**Directive:**
Extract all lines containing "History".

___ Record excerpts ___

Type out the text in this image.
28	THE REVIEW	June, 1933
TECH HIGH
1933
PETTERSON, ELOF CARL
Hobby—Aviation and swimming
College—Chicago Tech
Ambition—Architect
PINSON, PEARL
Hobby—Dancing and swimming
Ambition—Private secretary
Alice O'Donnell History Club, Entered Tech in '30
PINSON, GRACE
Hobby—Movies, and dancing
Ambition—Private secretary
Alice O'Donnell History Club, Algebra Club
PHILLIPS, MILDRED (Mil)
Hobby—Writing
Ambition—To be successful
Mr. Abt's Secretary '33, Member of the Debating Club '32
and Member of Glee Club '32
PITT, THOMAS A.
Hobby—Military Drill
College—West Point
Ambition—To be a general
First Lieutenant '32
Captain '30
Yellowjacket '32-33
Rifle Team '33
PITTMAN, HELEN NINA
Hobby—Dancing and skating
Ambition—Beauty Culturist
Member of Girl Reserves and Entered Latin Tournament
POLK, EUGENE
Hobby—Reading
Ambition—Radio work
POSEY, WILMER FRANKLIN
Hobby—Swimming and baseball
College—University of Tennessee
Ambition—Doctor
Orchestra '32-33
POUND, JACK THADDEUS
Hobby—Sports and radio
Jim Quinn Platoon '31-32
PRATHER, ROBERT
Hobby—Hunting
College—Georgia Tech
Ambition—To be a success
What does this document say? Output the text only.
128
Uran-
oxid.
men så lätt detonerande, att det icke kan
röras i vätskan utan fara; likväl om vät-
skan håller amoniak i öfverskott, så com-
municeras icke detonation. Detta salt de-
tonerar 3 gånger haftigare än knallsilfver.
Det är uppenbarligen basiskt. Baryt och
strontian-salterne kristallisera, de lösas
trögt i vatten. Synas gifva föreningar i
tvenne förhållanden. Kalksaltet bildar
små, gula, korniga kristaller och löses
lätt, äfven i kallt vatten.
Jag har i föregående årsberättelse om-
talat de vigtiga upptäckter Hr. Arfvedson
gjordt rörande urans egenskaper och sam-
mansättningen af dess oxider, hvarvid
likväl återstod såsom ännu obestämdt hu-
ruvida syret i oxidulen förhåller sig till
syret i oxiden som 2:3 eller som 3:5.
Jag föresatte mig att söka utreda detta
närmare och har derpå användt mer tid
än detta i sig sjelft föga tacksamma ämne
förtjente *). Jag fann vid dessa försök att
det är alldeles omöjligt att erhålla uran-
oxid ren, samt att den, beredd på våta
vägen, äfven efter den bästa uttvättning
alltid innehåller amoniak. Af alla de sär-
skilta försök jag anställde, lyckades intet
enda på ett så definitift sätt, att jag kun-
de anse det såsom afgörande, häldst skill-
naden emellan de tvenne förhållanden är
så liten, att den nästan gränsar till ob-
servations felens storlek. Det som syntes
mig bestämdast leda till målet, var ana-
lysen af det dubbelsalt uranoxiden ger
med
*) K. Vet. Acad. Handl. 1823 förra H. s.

___

**Completed exercise:**
Alice O'Donnell History Club, Entered Tech in '30
Alice O'Donnell History Club, Algebra Club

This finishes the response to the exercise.